Copy each line holding the string "update".

## DATA ENTRIES
--- Start ---

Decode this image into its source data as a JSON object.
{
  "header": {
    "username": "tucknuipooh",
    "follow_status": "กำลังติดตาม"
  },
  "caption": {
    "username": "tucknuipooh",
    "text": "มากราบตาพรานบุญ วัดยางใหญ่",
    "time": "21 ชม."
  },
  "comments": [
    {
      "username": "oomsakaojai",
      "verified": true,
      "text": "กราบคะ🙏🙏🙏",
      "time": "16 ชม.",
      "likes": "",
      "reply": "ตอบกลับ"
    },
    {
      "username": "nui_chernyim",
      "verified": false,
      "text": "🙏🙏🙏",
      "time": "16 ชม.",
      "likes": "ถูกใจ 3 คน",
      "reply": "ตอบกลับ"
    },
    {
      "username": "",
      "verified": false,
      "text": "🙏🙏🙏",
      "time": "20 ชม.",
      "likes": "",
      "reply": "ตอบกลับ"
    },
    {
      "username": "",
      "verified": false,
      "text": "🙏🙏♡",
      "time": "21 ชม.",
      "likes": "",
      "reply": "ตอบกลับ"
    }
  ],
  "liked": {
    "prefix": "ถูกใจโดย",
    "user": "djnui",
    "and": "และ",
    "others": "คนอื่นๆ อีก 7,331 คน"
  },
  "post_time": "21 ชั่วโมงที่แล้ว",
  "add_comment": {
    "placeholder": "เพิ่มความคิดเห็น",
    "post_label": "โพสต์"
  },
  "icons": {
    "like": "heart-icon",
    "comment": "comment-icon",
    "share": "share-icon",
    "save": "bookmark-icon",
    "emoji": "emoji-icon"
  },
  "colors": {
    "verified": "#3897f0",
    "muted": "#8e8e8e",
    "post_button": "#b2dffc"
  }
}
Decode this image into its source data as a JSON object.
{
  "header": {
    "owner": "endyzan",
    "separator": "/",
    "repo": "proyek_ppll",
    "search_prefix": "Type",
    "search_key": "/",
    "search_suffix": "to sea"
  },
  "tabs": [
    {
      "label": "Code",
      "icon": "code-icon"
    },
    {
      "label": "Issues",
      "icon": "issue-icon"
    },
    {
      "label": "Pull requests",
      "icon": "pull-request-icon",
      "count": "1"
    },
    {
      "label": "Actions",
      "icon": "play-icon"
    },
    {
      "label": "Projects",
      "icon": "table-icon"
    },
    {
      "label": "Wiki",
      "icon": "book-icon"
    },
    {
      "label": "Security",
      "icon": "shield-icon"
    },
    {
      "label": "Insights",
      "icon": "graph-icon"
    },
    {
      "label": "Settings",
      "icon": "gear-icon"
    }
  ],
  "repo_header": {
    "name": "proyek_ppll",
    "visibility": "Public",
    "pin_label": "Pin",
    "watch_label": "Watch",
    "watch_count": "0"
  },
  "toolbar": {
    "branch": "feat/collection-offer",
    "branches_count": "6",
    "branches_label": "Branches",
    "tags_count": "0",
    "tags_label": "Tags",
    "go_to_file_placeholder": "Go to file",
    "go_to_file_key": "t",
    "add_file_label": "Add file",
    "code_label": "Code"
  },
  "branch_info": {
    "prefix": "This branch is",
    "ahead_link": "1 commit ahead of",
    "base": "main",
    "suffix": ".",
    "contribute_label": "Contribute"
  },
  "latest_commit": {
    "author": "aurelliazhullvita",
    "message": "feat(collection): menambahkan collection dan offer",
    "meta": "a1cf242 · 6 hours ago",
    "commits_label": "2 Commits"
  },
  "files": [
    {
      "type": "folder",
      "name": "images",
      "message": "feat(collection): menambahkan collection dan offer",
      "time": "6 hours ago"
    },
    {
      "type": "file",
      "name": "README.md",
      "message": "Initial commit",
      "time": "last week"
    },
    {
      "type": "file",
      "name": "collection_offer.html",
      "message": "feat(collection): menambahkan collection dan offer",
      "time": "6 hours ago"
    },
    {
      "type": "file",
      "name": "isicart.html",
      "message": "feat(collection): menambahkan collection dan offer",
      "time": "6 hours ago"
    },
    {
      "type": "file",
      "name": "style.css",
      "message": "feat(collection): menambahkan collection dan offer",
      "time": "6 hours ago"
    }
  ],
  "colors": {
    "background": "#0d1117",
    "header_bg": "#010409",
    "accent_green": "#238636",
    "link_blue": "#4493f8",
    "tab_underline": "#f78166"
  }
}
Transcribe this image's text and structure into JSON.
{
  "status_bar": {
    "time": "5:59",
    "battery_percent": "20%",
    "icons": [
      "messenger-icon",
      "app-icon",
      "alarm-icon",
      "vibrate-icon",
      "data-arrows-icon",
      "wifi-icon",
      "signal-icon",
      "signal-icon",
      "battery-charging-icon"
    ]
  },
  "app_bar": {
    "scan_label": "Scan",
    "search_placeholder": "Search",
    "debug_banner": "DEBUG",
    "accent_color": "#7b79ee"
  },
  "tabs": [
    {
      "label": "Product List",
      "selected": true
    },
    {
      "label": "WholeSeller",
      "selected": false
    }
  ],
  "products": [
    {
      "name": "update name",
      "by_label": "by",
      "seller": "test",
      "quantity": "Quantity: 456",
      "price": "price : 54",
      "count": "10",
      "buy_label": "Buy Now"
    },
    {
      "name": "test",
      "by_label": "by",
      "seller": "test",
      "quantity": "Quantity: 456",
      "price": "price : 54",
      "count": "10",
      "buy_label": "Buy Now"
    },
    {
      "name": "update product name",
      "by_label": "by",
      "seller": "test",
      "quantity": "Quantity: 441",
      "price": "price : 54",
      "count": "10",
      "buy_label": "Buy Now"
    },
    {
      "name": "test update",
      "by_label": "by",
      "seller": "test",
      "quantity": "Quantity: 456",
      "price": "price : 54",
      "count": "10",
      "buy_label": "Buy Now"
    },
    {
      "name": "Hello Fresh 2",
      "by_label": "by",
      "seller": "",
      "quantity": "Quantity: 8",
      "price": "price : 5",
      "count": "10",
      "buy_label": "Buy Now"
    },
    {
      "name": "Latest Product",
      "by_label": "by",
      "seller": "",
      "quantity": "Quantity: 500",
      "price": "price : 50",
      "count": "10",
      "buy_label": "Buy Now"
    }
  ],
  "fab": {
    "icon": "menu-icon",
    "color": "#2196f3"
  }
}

--- End ---

## ANSWER TO THE EXERCISE
      "name": "update name",
      "name": "update product name",
      "name": "test update",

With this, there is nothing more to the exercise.